** BEGIN **
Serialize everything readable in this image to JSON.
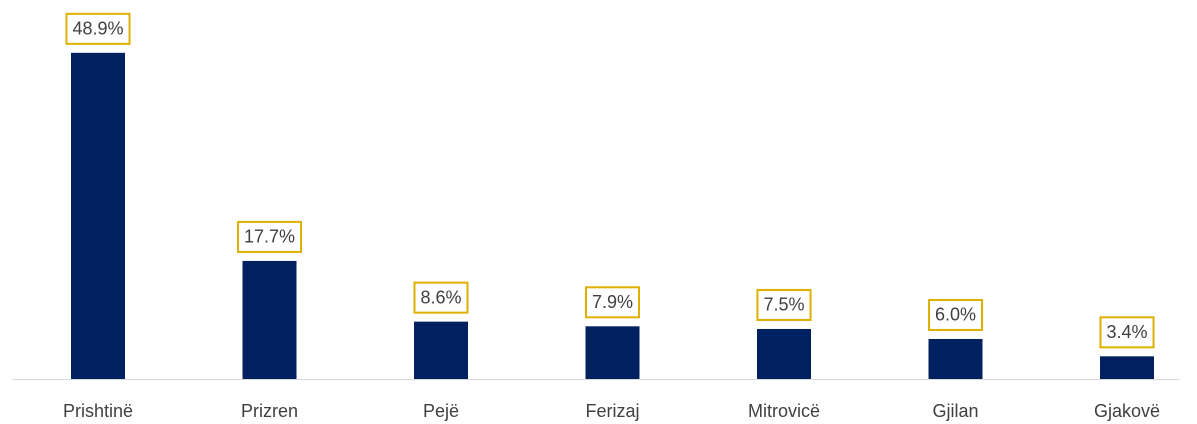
{
  "chart_data": {
    "type": "bar",
    "categories": [
      "Prishtinë",
      "Prizren",
      "Pejë",
      "Ferizaj",
      "Mitrovicë",
      "Gjilan",
      "Gjakovë"
    ],
    "values": [
      48.9,
      17.7,
      8.6,
      7.9,
      7.5,
      6.0,
      3.4
    ],
    "value_labels": [
      "48.9%",
      "17.7%",
      "8.6%",
      "7.9%",
      "7.5%",
      "6.0%",
      "3.4%"
    ],
    "color": "#002060",
    "label_border_color": "#e0b000"
  }
}
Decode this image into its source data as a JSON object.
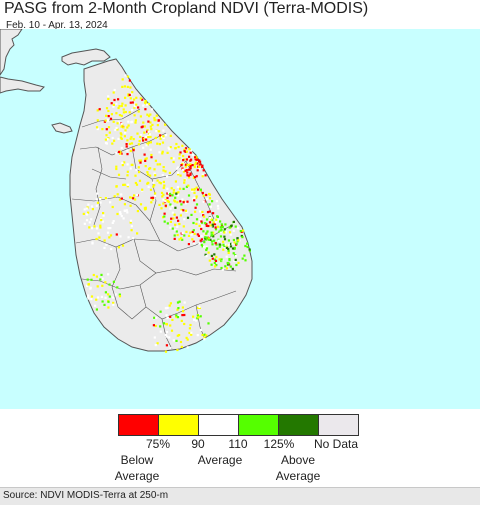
{
  "header": {
    "title": "PASG from 2-Month Cropland NDVI (Terra-MODIS)",
    "date_range": "Feb. 10 - Apr. 13, 2024"
  },
  "map": {
    "ocean_color": "#c8ffff",
    "land_color": "#ebebeb",
    "boundary_color": "#555555"
  },
  "legend": {
    "colors": [
      "#ff0000",
      "#ffff00",
      "#ffffff",
      "#55ff00",
      "#237800",
      "#ebe8ec"
    ],
    "ticks": [
      "75%",
      "90",
      "110",
      "125%",
      "No Data"
    ],
    "captions": {
      "below_1": "Below",
      "below_2": "Average",
      "avg": "Average",
      "above_1": "Above",
      "above_2": "Average"
    }
  },
  "footer": {
    "source": "Source: NDVI MODIS-Terra at 250-m"
  }
}
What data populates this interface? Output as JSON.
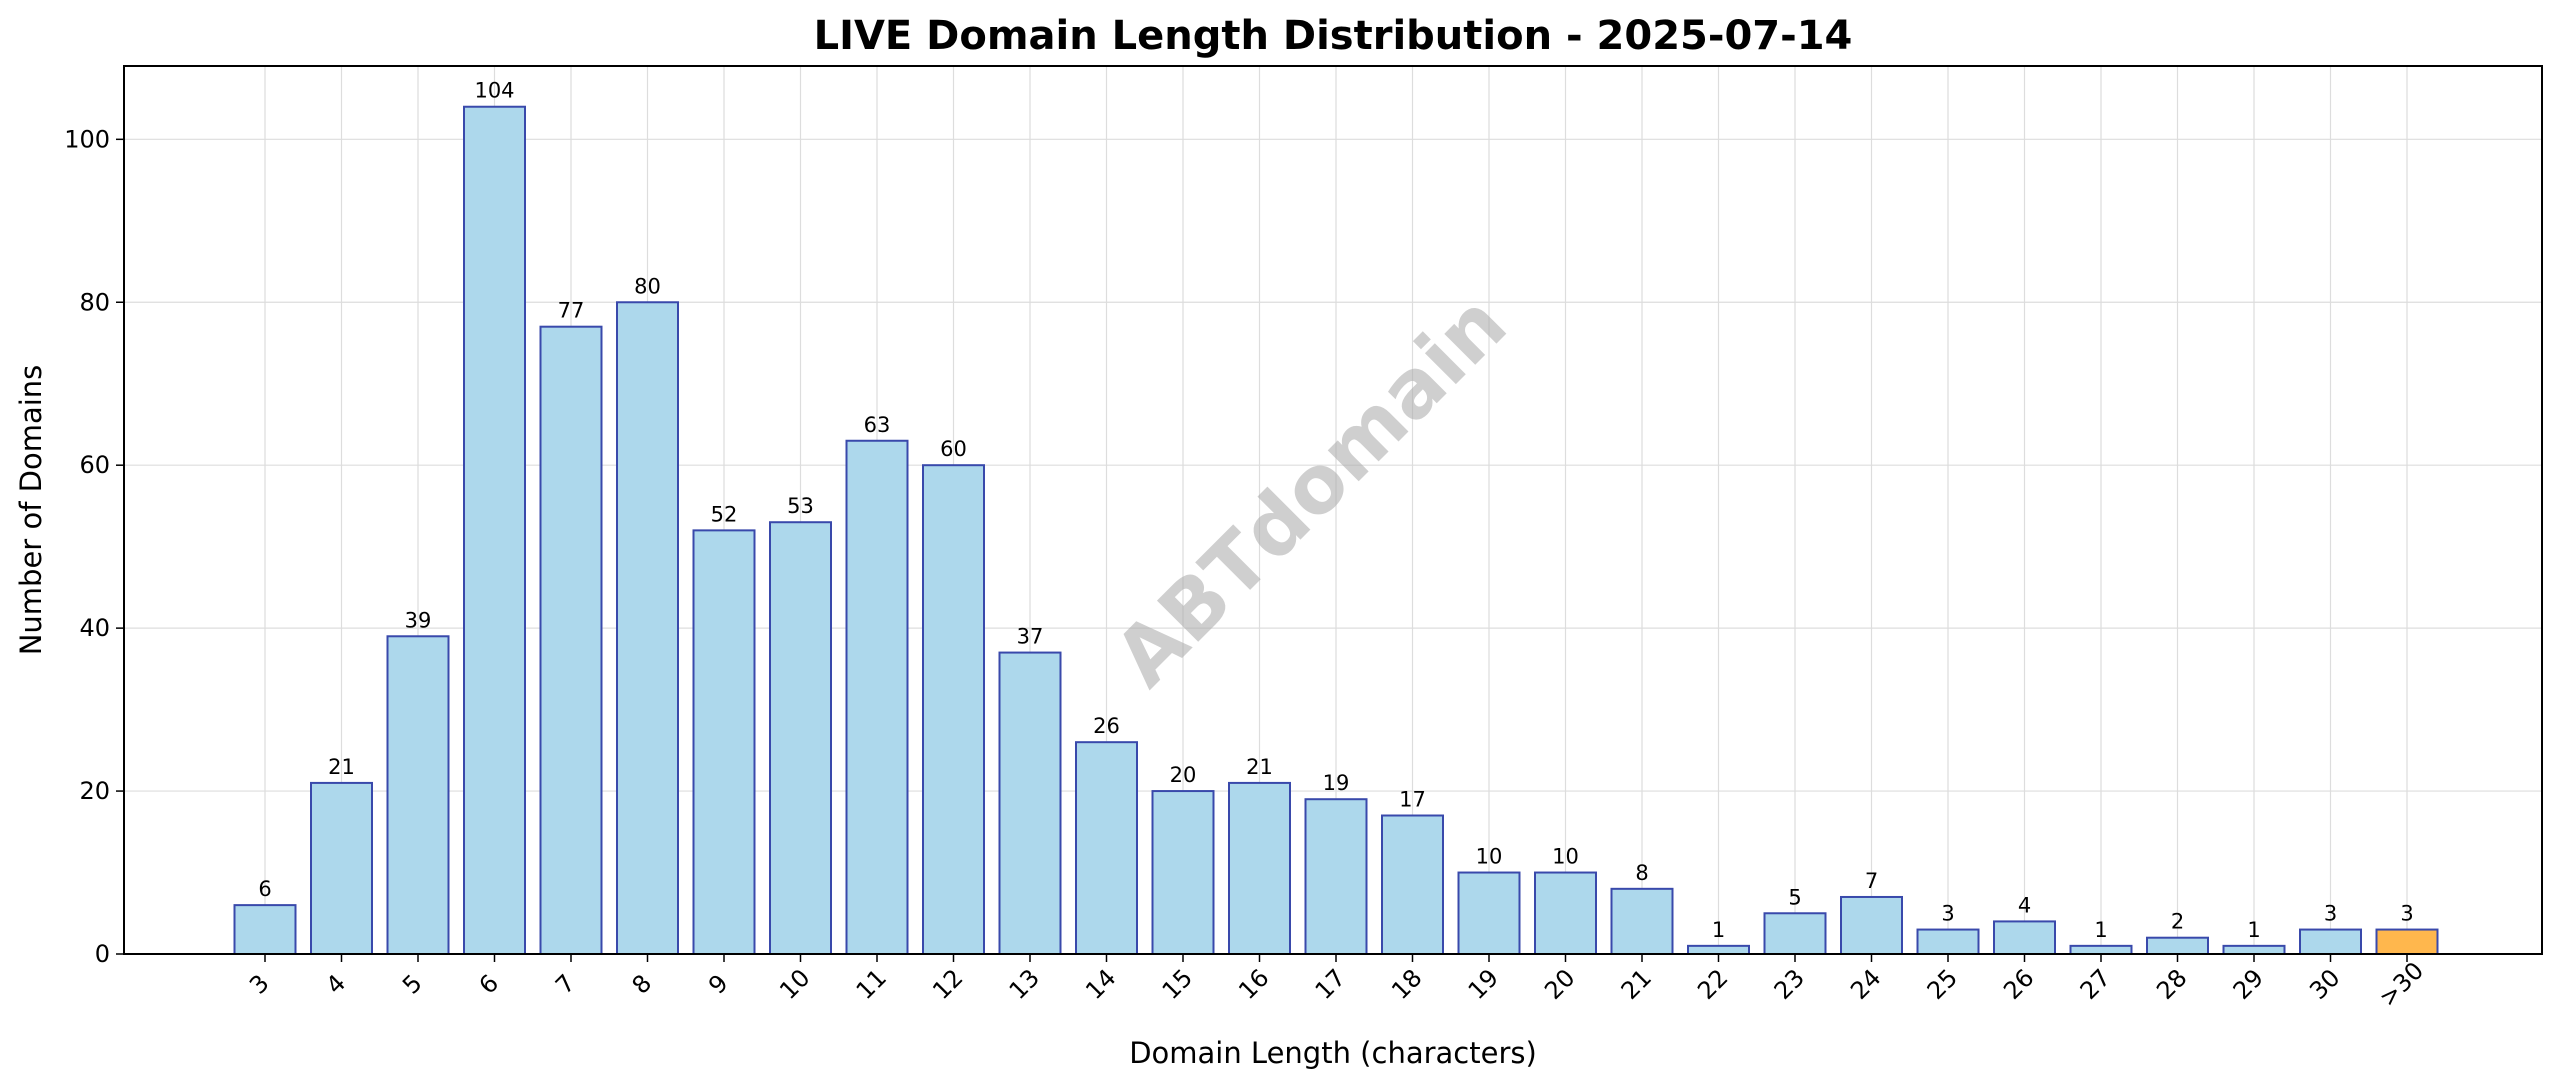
{
  "chart_data": {
    "type": "bar",
    "title": "LIVE Domain Length Distribution - 2025-07-14",
    "xlabel": "Domain Length (characters)",
    "ylabel": "Number of Domains",
    "categories": [
      "3",
      "4",
      "5",
      "6",
      "7",
      "8",
      "9",
      "10",
      "11",
      "12",
      "13",
      "14",
      "15",
      "16",
      "17",
      "18",
      "19",
      "20",
      "21",
      "22",
      "23",
      "24",
      "25",
      "26",
      "27",
      "28",
      "29",
      "30",
      ">30"
    ],
    "values": [
      6,
      21,
      39,
      104,
      77,
      80,
      52,
      53,
      63,
      60,
      37,
      26,
      20,
      21,
      19,
      17,
      10,
      10,
      8,
      1,
      5,
      7,
      3,
      4,
      1,
      2,
      1,
      3,
      3
    ],
    "ylim": [
      0,
      109
    ],
    "yticks": [
      0,
      20,
      40,
      60,
      80,
      100
    ],
    "grid": true,
    "bar_color": "#add8ec",
    "bar_edge_color": "#3949ab",
    "highlight_category": ">30",
    "highlight_color": "#ffb74d",
    "watermark": "ABTdomain"
  }
}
** END **
Reproduce every record above exactly, omitting the pictures.

Exercise result =
Serialize everything readable in this image to JSON.
{
  "chart_data": {
    "type": "bar",
    "categories": [
      "Prishtinë",
      "Prizren",
      "Pejë",
      "Ferizaj",
      "Mitrovicë",
      "Gjilan",
      "Gjakovë"
    ],
    "values": [
      48.9,
      17.7,
      8.6,
      7.9,
      7.5,
      6.0,
      3.4
    ],
    "value_labels": [
      "48.9%",
      "17.7%",
      "8.6%",
      "7.9%",
      "7.5%",
      "6.0%",
      "3.4%"
    ],
    "color": "#002060",
    "label_border_color": "#e0b000"
  }
}
Decode this image into its source data as a JSON object.
{
  "header": {
    "title": "PASG from 2-Month Cropland NDVI (Terra-MODIS)",
    "date_range": "Feb. 10 - Apr. 13, 2024"
  },
  "map": {
    "ocean_color": "#c8ffff",
    "land_color": "#ebebeb",
    "boundary_color": "#555555"
  },
  "legend": {
    "colors": [
      "#ff0000",
      "#ffff00",
      "#ffffff",
      "#55ff00",
      "#237800",
      "#ebe8ec"
    ],
    "ticks": [
      "75%",
      "90",
      "110",
      "125%",
      "No Data"
    ],
    "captions": {
      "below_1": "Below",
      "below_2": "Average",
      "avg": "Average",
      "above_1": "Above",
      "above_2": "Average"
    }
  },
  "footer": {
    "source": "Source: NDVI MODIS-Terra at 250-m"
  }
}
What data populates this interface? Output as JSON.
{
  "chart_data": {
    "type": "bar",
    "title": "LIVE Domain Length Distribution - 2025-07-14",
    "xlabel": "Domain Length (characters)",
    "ylabel": "Number of Domains",
    "categories": [
      "3",
      "4",
      "5",
      "6",
      "7",
      "8",
      "9",
      "10",
      "11",
      "12",
      "13",
      "14",
      "15",
      "16",
      "17",
      "18",
      "19",
      "20",
      "21",
      "22",
      "23",
      "24",
      "25",
      "26",
      "27",
      "28",
      "29",
      "30",
      ">30"
    ],
    "values": [
      6,
      21,
      39,
      104,
      77,
      80,
      52,
      53,
      63,
      60,
      37,
      26,
      20,
      21,
      19,
      17,
      10,
      10,
      8,
      1,
      5,
      7,
      3,
      4,
      1,
      2,
      1,
      3,
      3
    ],
    "ylim": [
      0,
      109
    ],
    "yticks": [
      0,
      20,
      40,
      60,
      80,
      100
    ],
    "grid": true,
    "bar_color": "#add8ec",
    "bar_edge_color": "#3949ab",
    "highlight_category": ">30",
    "highlight_color": "#ffb74d",
    "watermark": "ABTdomain"
  }
}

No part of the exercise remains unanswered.